AstraZeneca (AZ) and FOB Synthesis will join to develop a new antibiotic to treat drug-resistant bacterial infections, by potentially combining AZ’s preclinical beta lactamase inhibitor (BLI) with the custom synthesis company’s preclinical carbapenem antibiotic, designed to help break down bacteria’s resistance to carbapenems.

The companies did not disclose the value of their research and development option and license agreement “at this time.”

Two investigational carbapenem antibiotics developed by FOB Synthesis, FSI-1671 and FSI-1686, will be examined for their treatment of MDR gram-negative bacterial infection. The companies reason that combining a carbapenem with a BLI may allow a new treatment of the multi-drug resistant bacteria.

“We are confident with AstraZeneca’s expertise in the anti-infective field for the successful development of this combination therapy,” Woo-Baeg Choi, Ph.D., CEO of FOB Synthesis, said in a statement.

**Work task 1:**
Decide whether each statement below agrees with the article on the AstraZeneca and FOB Synthesis antibiotic deal, answering yes or no and quoting the words of the article that settle it: (a) the companies revealed the value of their agreement; (b) FOB Synthesis developed two investigational carbapenem antibiotics; (c) the beta lactamase inhibitor in the planned combination belongs to FOB Synthesis.
**Work task 2:**
Pick up the article on the AstraZeneca and FOB Synthesis antibiotic deal after its final sentence and write on from there.

**Provided data:**
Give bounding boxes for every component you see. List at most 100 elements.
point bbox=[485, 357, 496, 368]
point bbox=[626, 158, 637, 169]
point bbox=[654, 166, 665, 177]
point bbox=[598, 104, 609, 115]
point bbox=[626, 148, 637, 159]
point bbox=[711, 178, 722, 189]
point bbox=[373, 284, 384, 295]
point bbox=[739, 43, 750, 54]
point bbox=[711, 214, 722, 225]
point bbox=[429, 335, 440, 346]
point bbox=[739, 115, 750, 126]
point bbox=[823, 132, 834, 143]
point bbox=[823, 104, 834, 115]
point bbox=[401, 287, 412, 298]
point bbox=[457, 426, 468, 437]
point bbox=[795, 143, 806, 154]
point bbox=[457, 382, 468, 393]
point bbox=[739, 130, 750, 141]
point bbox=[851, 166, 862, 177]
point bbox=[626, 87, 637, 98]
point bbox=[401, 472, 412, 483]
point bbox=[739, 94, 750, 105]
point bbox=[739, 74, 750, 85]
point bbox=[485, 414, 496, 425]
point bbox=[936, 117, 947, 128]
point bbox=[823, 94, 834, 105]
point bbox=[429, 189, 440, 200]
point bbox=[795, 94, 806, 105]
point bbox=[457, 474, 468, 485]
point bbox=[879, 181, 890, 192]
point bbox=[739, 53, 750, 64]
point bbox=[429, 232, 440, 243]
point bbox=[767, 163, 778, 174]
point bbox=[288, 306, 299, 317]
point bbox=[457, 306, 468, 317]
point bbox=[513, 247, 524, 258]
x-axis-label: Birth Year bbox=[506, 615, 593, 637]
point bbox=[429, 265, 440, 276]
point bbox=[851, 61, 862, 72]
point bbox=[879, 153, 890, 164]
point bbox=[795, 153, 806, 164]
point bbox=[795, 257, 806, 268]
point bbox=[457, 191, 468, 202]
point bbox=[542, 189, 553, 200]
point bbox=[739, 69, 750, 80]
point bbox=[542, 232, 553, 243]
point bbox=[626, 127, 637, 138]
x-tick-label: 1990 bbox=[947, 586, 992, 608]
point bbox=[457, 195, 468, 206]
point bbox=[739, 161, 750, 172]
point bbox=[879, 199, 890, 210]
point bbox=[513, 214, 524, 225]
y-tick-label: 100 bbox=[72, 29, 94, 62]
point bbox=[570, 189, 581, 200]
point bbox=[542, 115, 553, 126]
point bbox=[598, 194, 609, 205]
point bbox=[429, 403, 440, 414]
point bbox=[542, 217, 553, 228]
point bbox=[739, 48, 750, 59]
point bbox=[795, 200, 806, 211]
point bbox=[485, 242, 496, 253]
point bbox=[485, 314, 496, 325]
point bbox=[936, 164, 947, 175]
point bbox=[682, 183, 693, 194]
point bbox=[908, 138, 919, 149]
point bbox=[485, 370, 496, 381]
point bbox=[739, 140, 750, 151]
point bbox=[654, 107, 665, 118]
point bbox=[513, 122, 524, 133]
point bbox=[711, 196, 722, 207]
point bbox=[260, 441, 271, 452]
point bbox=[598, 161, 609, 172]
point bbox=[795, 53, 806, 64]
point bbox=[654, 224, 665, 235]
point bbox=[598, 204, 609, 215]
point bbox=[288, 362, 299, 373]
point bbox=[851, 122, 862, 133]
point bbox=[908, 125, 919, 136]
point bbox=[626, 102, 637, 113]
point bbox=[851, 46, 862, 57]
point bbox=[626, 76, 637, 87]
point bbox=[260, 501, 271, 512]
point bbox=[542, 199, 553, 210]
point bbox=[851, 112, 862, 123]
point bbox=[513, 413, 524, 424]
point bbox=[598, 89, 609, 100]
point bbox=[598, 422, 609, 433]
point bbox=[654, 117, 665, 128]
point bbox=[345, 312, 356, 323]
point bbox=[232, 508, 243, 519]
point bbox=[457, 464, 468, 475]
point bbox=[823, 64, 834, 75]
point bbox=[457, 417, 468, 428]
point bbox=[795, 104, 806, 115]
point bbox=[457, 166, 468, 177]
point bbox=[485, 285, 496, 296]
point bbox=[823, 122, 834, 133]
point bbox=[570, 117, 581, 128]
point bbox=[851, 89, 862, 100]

**Task response 1:**
(a) No: "The companies did not disclose the value of their research and development option and license agreement"
(b) Yes: "Two investigational carbapenem antibiotics developed by FOB Synthesis, FSI-1671 and FSI-1686"
(c) No: "AZ’s preclinical beta lactamase inhibitor (BLI)"

**Task response 2:**
The deal comes at a time of renewed interest by biopharma giants in antibiotic development, spurred by incentives included in the FDA Safety and Innovation Act (FDASIA) law, which includes the Generating Antibiotic Incentives Now (GAIN) Act. Most notably, the law created the “qualified infectious disease product” (QIDP) designation for antibiotic drug candidates, which entitles their developers to faster FDA reviews and five additional years of market exclusivity.

Since last year, Genentech began an antibacterial partnership with RQx Pharmaceuticals, while in November, Genentech’s parent Roche joined with Polyphor to develop and commercialize its Phase II-initiated investigational macrocycle antibiotic, in a deal that could net Polyphor up to CHF 500 million  ($556.3 million).

In the latest deal, AZ will develop investigational combinations of compounds through Phase I during the deal’s option phase. AZ will be solely responsible for development and commercialization of the candidate combination compound through the option phase—and thereafter, should the company exercise its option to develop a compound.

While carbapenem antibiotics have been developed and used widely for bacterial infections, the value of antibacterial chemotherapy has been reduced in recent years by the surge in drug-resistant bacteria. Accordingly, carbapenem-resistant (CR) forms of gram-negative bacteria such as Acinetobacter baumannii, Klebsiella pneumoniae, Escherichia coli, and Pseudomonas aeruginosa have increased worldwide.